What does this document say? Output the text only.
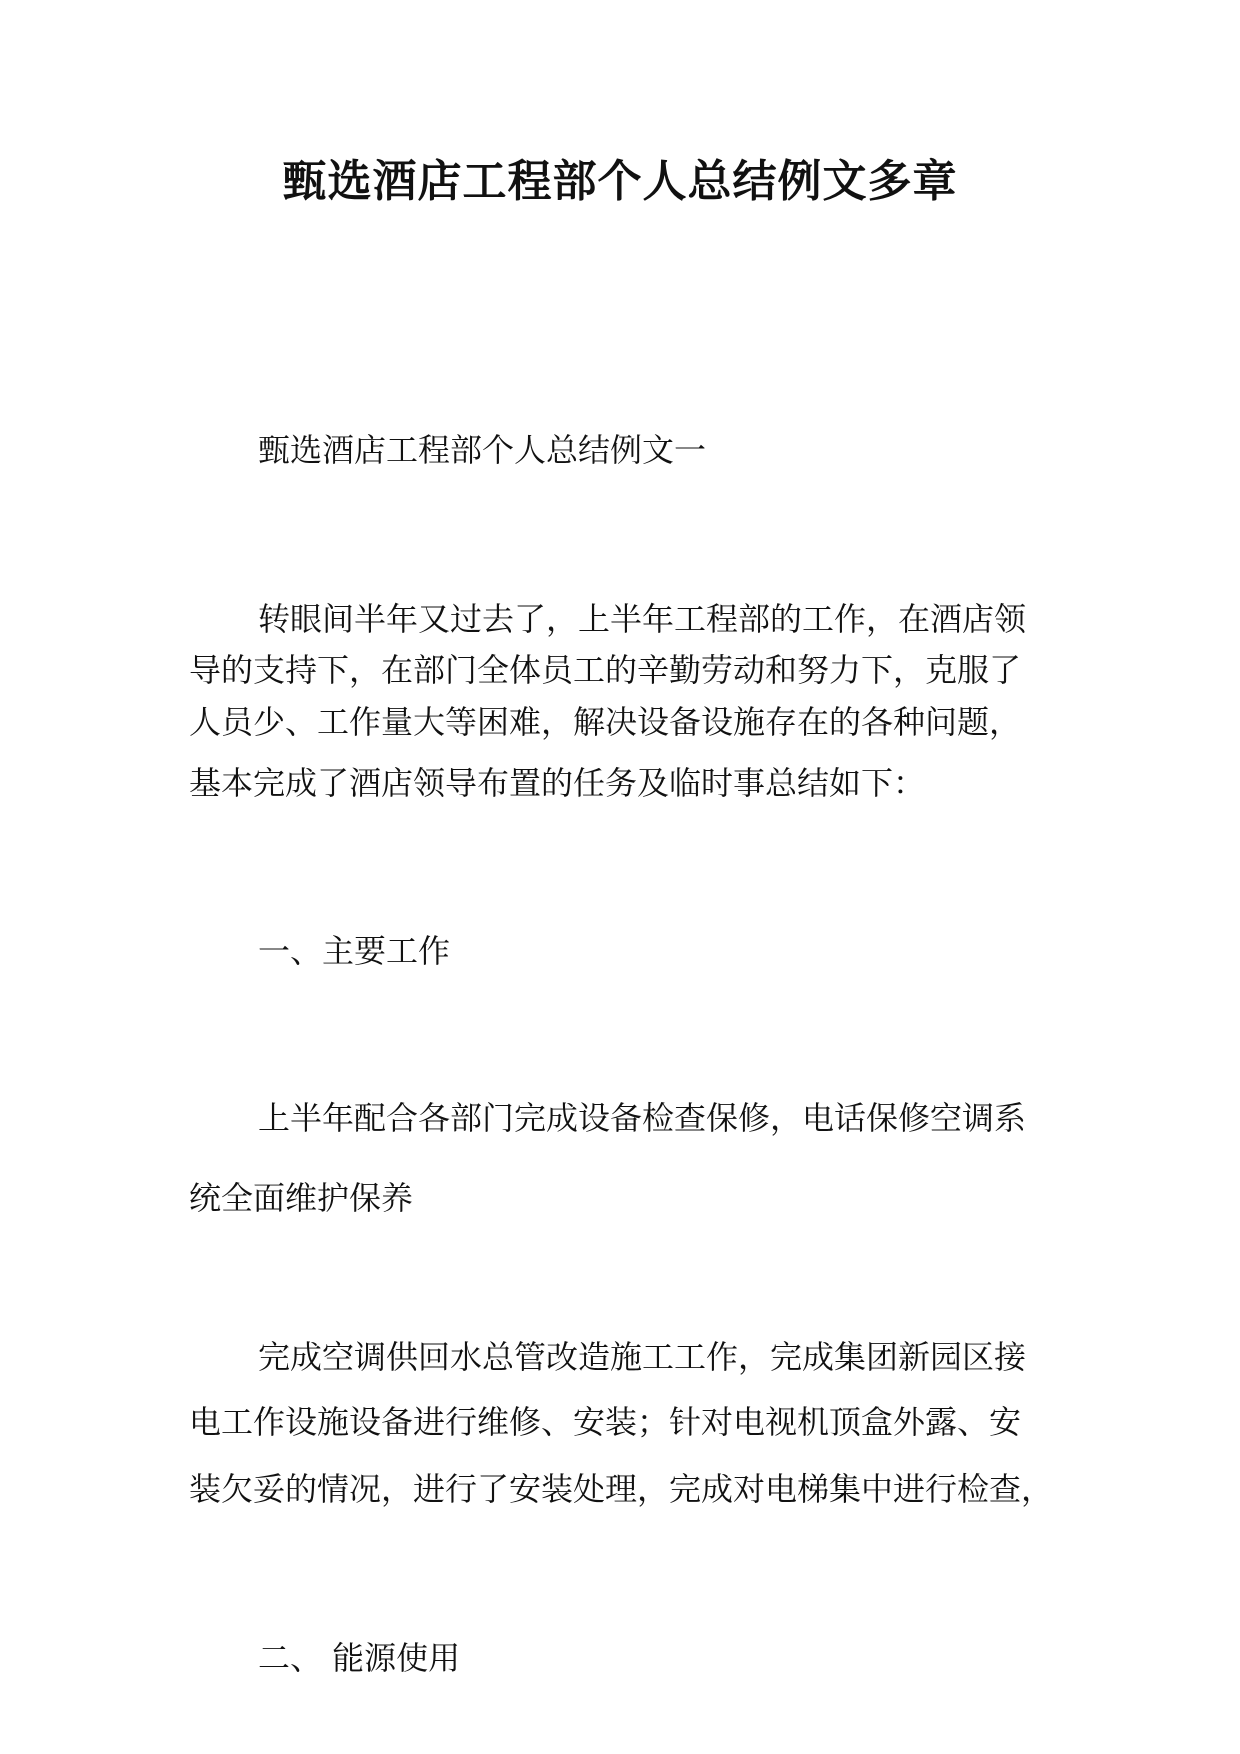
甄选酒店工程部个人总结例文多章

甄选酒店工程部个人总结例文一

转眼间半年又过去了，上半年工程部的工作，在酒店领

导的支持下，在部门全体员工的辛勤劳动和努力下，克服了

人员少、工作量大等困难，解决设备设施存在的各种问题，

基本完成了酒店领导布置的任务及临时事总结如下：

一、主要工作

上半年配合各部门完成设备检查保修，电话保修空调系

统全面维护保养

完成空调供回水总管改造施工工作，完成集团新园区接

电工作设施设备进行维修、安装；针对电视机顶盒外露、安

装欠妥的情况，进行了安装处理，完成对电梯集中进行检查，

二、 能源使用
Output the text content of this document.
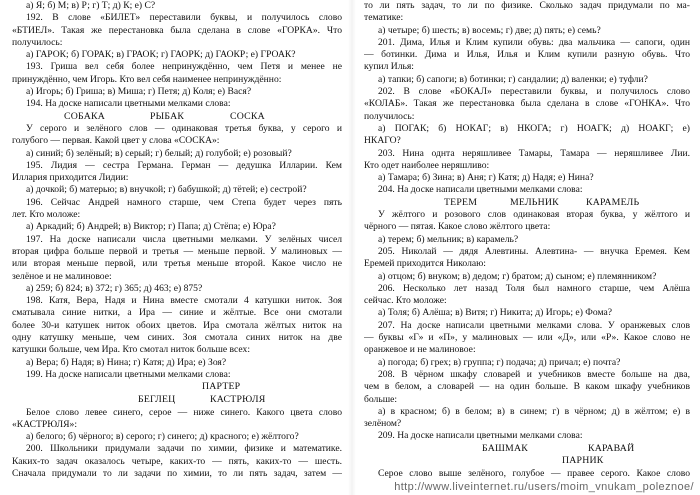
а) Я; б) М; в) Р; г) Т; д) К; е) С?
192. В слове «БИЛЕТ» переставили буквы, и получилось слово
«БТИЕЛ». Такая же перестановка была сделана в слове «ГОРКА». Что
получилось:
а) ГАРОК; б) ГОРАК; в) ГРАОК; г) ГАОРК; д) ГАОКР; е) ГРОАК?
193. Гриша вел себя более непринуждённо, чем Петя и менее не
принуждённо, чем Игорь. Кто вел себя наименее непринуждённо:
а) Игорь; б) Гриша; в) Миша; г) Петя; д) Коля; е) Вася?
194. На доске написали цветными мелками слова:
СОБАКА	РЫБАК	СОСКА
У серого и зелёного слов — одинаковая третья буква, у серого и
голубого — первая. Какой цвет у слова «СОСКА»:
а) синий; б) зелёный; в) серый; г) белый; д) голубой; е) розовый?
195. Лидия — сестра Германа. Герман — дедушка Илларии. Кем
Иллария приходится Лидии:
а) дочкой; б) матерью; в) внучкой; г) бабушкой; д) тётей; е) сестрой?
196. Сейчас Андрей намного старше, чем Степа будет через пять
лет. Кто моложе:
а) Аркадий; б) Андрей; в) Виктор; г) Папа; д) Стёпа; е) Юра?
197. На доске написали числа цветными мелками. У зелёных чисел
вторая цифра больше первой и третья — меньше первой. У малиновых —
или вторая меньше первой, или третья меньше второй. Какое число не
зелёное и не малиновое:
а) 259; б) 824; в) 372; г) 365; д) 463; е) 875?
198. Катя, Вера, Надя и Нина вместе смотали 4 катушки ниток. Зоя
сматывала синие нитки, а Ира — синие и жёлтые. Все они смотали
более 30-и катушек ниток обоих цветов. Ира смотала жёлтых ниток на
одну катушку меньше, чем синих. Зоя смотала синих ниток на две
катушки больше, чем Ира. Кто смотал ниток больше всех:
а) Вера; б) Надя; в) Нина; г) Катя; д) Ира; е) Зоя?
199. На доске написали цветными мелками слова:
ПАРТЕР
БЕГЛЕЦ	КАСТРЮЛЯ
Белое слово левее синего, серое — ниже синего. Какого цвета слово
«КАСТРЮЛЯ»:
а) белого; б) чёрного; в) серого; г) синего; д) красного; е) жёлтого?
200. Школьники придумали задачи по химии, физике и математике.
Каких-то задач оказалось четыре, каких-то — пять, каких-то — шесть.
Сначала придумали то ли задачи по химии, то ли пять задач, затем —
то ли пять задач, то ли по физике. Сколько задач придумали по ма-
тематике:
а) четыре; б) шесть; в) восемь; г) две; д) пять; е) семь?
201. Дима, Илья и Клим купили обувь: два мальчика — сапоги, один
— ботинки. Дима и Илья, Илья и Клим купили разную обувь. Что
купил Илья:
а) тапки; б) сапоги; в) ботинки; г) сандалии; д) валенки; е) туфли?
202. В слове «БОКАЛ» переставили буквы, и получилось слово
«КОЛАБ». Такая же перестановка была сделана в слове «ГОНКА». Что
получилось:
а) ПОГАК; б) НОКАГ; в) НКОГА; г) НОАГК; д) НОАКГ; е)
НКАГО?
203. Нина однта неряшливее Тамары, Тамара — неряшливее Лии.
Кто одет наиболее неряшливо:
а) Тамара; б) Зина; в) Аня; г) Катя; д) Надя; е) Нина?
204. На доске написали цветными мелками слова:
ТЕРЕМ	МЕЛЬНИК	КАРАМЕЛЬ
У жёлтого и розового слов одинаковая вторая буква, у жёлтого и
чёрного — пятая. Какое слово жёлтого цвета:
а) терем; б) мельник; в) карамель?
205. Николай — дядя Алевтины. Алевтина- — внучка Еремея. Кем
Еремей приходится Николаю:
а) отцом; б) внуком; в) дедом; г) братом; д) сыном; е) племянником?
206. Несколько лет назад Толя был намного старше, чем Алёша
сейчас. Кто моложе:
а) Толя; б) Алёша; в) Витя; г) Никита; д) Игорь; е) Фома?
207. На доске написали цветными мелками слова. У оранжевых слов
— буквы «Г» и «П», у малиновых — или «Д», или «Р». Какое слово не
оранжевое и не малиновое:
а) погода; б) грех; в) группа; г) подача; д) причал; е) почта?
208. В чёрном шкафу словарей и учебников вместе больше на два,
чем в белом, а словарей — на один больше. В каком шкафу учебников
больше:
а) в краснoм; б) в белом; в) в синем; г) в чёрном; д) в жёлтом; е) в
зелёном?
209. На доске написали цветными мелками слова:
БАШМАК	КАРАВАЙ
ПАРНИК
Серое слово выше зелёного, голубое — правее серого. Какое слово
http://www.liveinternet.ru/users/moim_vnukam_poleznoe/
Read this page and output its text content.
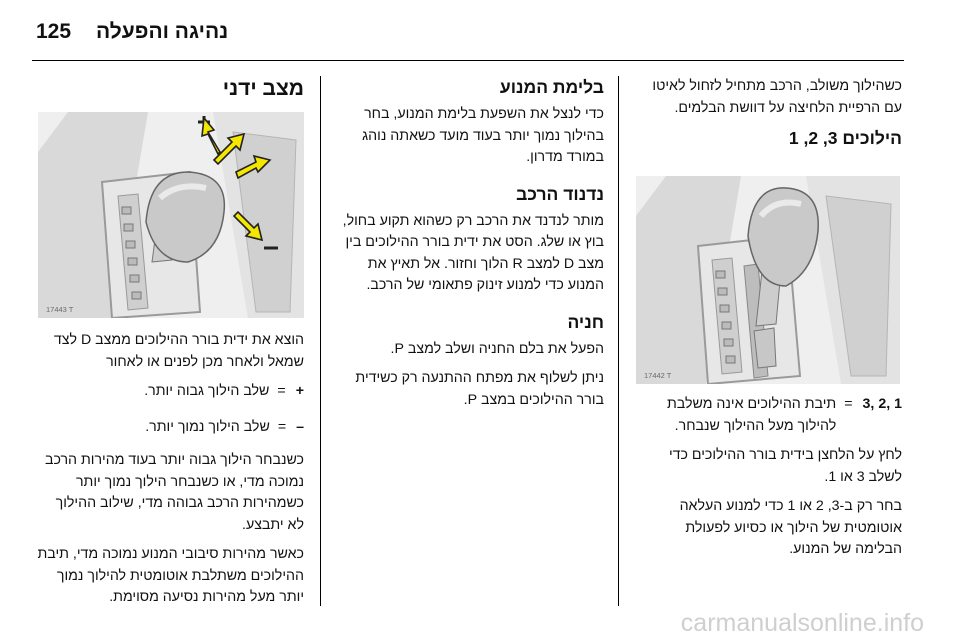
125 נהיגה והפעלה

כשהילוך משולב, הרכב מתחיל לזחול לאיטו עם הרפיית הלחיצה על דוושת הבלמים.

הילוכים 3, 2, 1
17442 T
3, 2, 1
=
תיבת ההילוכים אינה משלבת להילוך מעל ההילוך שנבחר.

לחץ על הלחצן בידית בורר ההילוכים כדי לשלב 3 או 1.

בחר רק ב-3, 2 או 1 כדי למנוע העלאה אוטומטית של הילוך או כסיוע לפעולת הבלימה של המנוע.

בלימת המנוע

כדי לנצל את השפעת בלימת המנוע, בחר בהילוך נמוך יותר בעוד מועד כשאתה נוהג במורד מדרון.

נדנוד הרכב

מותר לנדנד את הרכב רק כשהוא תקוע בחול, בוץ או שלג. הסט את ידית בורר ההילוכים בין מצב D למצב R הלוך וחזור. אל תאיץ את המנוע כדי למנוע זינוק פתאומי של הרכב.

חניה

הפעל את בלם החניה ושלב למצב P.

ניתן לשלוף את מפתח ההתנעה רק כשידית בורר ההילוכים במצב P.

מצב ידני
17443 T

הוצא את ידית בורר ההילוכים ממצב D לצד שמאל ולאחר מכן לפנים או לאחור

+
=
שלב הילוך גבוה יותר.
–
=
שלב הילוך נמוך יותר.

כשנבחר הילוך גבוה יותר בעוד מהירות הרכב נמוכה מדי, או כשנבחר הילוך נמוך יותר כשמהירות הרכב גבוהה מדי, שילוב ההילוך לא יתבצע.

כאשר מהירות סיבובי המנוע נמוכה מדי, תיבת ההילוכים משתלבת אוטומטית להילוך נמוך יותר מעל מהירות נסיעה מסוימת.

carmanualsonline.info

○ ○ ○ ○

__JOB__: Repeat everything in the records precisely. Images are excluded from the copy.

__RIGHT ANSWER__:
What does this document say? Output the text only.
甄选酒店工程部个人总结例文多章

甄选酒店工程部个人总结例文一

转眼间半年又过去了，上半年工程部的工作，在酒店领

导的支持下，在部门全体员工的辛勤劳动和努力下，克服了

人员少、工作量大等困难，解决设备设施存在的各种问题，

基本完成了酒店领导布置的任务及临时事总结如下：

一、主要工作

上半年配合各部门完成设备检查保修，电话保修空调系

统全面维护保养

完成空调供回水总管改造施工工作，完成集团新园区接

电工作设施设备进行维修、安装；针对电视机顶盒外露、安

装欠妥的情况，进行了安装处理，完成对电梯集中进行检查，

二、 能源使用
Output the text content of this document.
а) Я; б) М; в) Р; г) Т; д) К; е) С?
192. В слове «БИЛЕТ» переставили буквы, и получилось слово
«БТИЕЛ». Такая же перестановка была сделана в слове «ГОРКА». Что
получилось:
а) ГАРОК; б) ГОРАК; в) ГРАОК; г) ГАОРК; д) ГАОКР; е) ГРОАК?
193. Гриша вел себя более непринуждённо, чем Петя и менее не
принуждённо, чем Игорь. Кто вел себя наименее непринуждённо:
а) Игорь; б) Гриша; в) Миша; г) Петя; д) Коля; е) Вася?
194. На доске написали цветными мелками слова:
СОБАКА	РЫБАК	СОСКА
У серого и зелёного слов — одинаковая третья буква, у серого и
голубого — первая. Какой цвет у слова «СОСКА»:
а) синий; б) зелёный; в) серый; г) белый; д) голубой; е) розовый?
195. Лидия — сестра Германа. Герман — дедушка Илларии. Кем
Иллария приходится Лидии:
а) дочкой; б) матерью; в) внучкой; г) бабушкой; д) тётей; е) сестрой?
196. Сейчас Андрей намного старше, чем Степа будет через пять
лет. Кто моложе:
а) Аркадий; б) Андрей; в) Виктор; г) Папа; д) Стёпа; е) Юра?
197. На доске написали числа цветными мелками. У зелёных чисел
вторая цифра больше первой и третья — меньше первой. У малиновых —
или вторая меньше первой, или третья меньше второй. Какое число не
зелёное и не малиновое:
а) 259; б) 824; в) 372; г) 365; д) 463; е) 875?
198. Катя, Вера, Надя и Нина вместе смотали 4 катушки ниток. Зоя
сматывала синие нитки, а Ира — синие и жёлтые. Все они смотали
более 30-и катушек ниток обоих цветов. Ира смотала жёлтых ниток на
одну катушку меньше, чем синих. Зоя смотала синих ниток на две
катушки больше, чем Ира. Кто смотал ниток больше всех:
а) Вера; б) Надя; в) Нина; г) Катя; д) Ира; е) Зоя?
199. На доске написали цветными мелками слова:
ПАРТЕР
БЕГЛЕЦ	КАСТРЮЛЯ
Белое слово левее синего, серое — ниже синего. Какого цвета слово
«КАСТРЮЛЯ»:
а) белого; б) чёрного; в) серого; г) синего; д) красного; е) жёлтого?
200. Школьники придумали задачи по химии, физике и математике.
Каких-то задач оказалось четыре, каких-то — пять, каких-то — шесть.
Сначала придумали то ли задачи по химии, то ли пять задач, затем —
то ли пять задач, то ли по физике. Сколько задач придумали по ма-
тематике:
а) четыре; б) шесть; в) восемь; г) две; д) пять; е) семь?
201. Дима, Илья и Клим купили обувь: два мальчика — сапоги, один
— ботинки. Дима и Илья, Илья и Клим купили разную обувь. Что
купил Илья:
а) тапки; б) сапоги; в) ботинки; г) сандалии; д) валенки; е) туфли?
202. В слове «БОКАЛ» переставили буквы, и получилось слово
«КОЛАБ». Такая же перестановка была сделана в слове «ГОНКА». Что
получилось:
а) ПОГАК; б) НОКАГ; в) НКОГА; г) НОАГК; д) НОАКГ; е)
НКАГО?
203. Нина однта неряшливее Тамары, Тамара — неряшливее Лии.
Кто одет наиболее неряшливо:
а) Тамара; б) Зина; в) Аня; г) Катя; д) Надя; е) Нина?
204. На доске написали цветными мелками слова:
ТЕРЕМ	МЕЛЬНИК	КАРАМЕЛЬ
У жёлтого и розового слов одинаковая вторая буква, у жёлтого и
чёрного — пятая. Какое слово жёлтого цвета:
а) терем; б) мельник; в) карамель?
205. Николай — дядя Алевтины. Алевтина- — внучка Еремея. Кем
Еремей приходится Николаю:
а) отцом; б) внуком; в) дедом; г) братом; д) сыном; е) племянником?
206. Несколько лет назад Толя был намного старше, чем Алёша
сейчас. Кто моложе:
а) Толя; б) Алёша; в) Витя; г) Никита; д) Игорь; е) Фома?
207. На доске написали цветными мелками слова. У оранжевых слов
— буквы «Г» и «П», у малиновых — или «Д», или «Р». Какое слово не
оранжевое и не малиновое:
а) погода; б) грех; в) группа; г) подача; д) причал; е) почта?
208. В чёрном шкафу словарей и учебников вместе больше на два,
чем в белом, а словарей — на один больше. В каком шкафу учебников
больше:
а) в краснoм; б) в белом; в) в синем; г) в чёрном; д) в жёлтом; е) в
зелёном?
209. На доске написали цветными мелками слова:
БАШМАК	КАРАВАЙ
ПАРНИК
Серое слово выше зелёного, голубое — правее серого. Какое слово
http://www.liveinternet.ru/users/moim_vnukam_poleznoe/
Read this page and output its text content.
125 נהיגה והפעלה

כשהילוך משולב, הרכב מתחיל לזחול לאיטו עם הרפיית הלחיצה על דוושת הבלמים.

הילוכים 3, 2, 1
17442 T
3, 2, 1
=
תיבת ההילוכים אינה משלבת להילוך מעל ההילוך שנבחר.

לחץ על הלחצן בידית בורר ההילוכים כדי לשלב 3 או 1.

בחר רק ב-3, 2 או 1 כדי למנוע העלאה אוטומטית של הילוך או כסיוע לפעולת הבלימה של המנוע.

בלימת המנוע

כדי לנצל את השפעת בלימת המנוע, בחר בהילוך נמוך יותר בעוד מועד כשאתה נוהג במורד מדרון.

נדנוד הרכב

מותר לנדנד את הרכב רק כשהוא תקוע בחול, בוץ או שלג. הסט את ידית בורר ההילוכים בין מצב D למצב R הלוך וחזור. אל תאיץ את המנוע כדי למנוע זינוק פתאומי של הרכב.

חניה

הפעל את בלם החניה ושלב למצב P.

ניתן לשלוף את מפתח ההתנעה רק כשידית בורר ההילוכים במצב P.

מצב ידני
17443 T

הוצא את ידית בורר ההילוכים ממצב D לצד שמאל ולאחר מכן לפנים או לאחור

+
=
שלב הילוך גבוה יותר.
–
=
שלב הילוך נמוך יותר.

כשנבחר הילוך גבוה יותר בעוד מהירות הרכב נמוכה מדי, או כשנבחר הילוך נמוך יותר כשמהירות הרכב גבוהה מדי, שילוב ההילוך לא יתבצע.

כאשר מהירות סיבובי המנוע נמוכה מדי, תיבת ההילוכים משתלבת אוטומטית להילוך נמוך יותר מעל מהירות נסיעה מסוימת.

carmanualsonline.info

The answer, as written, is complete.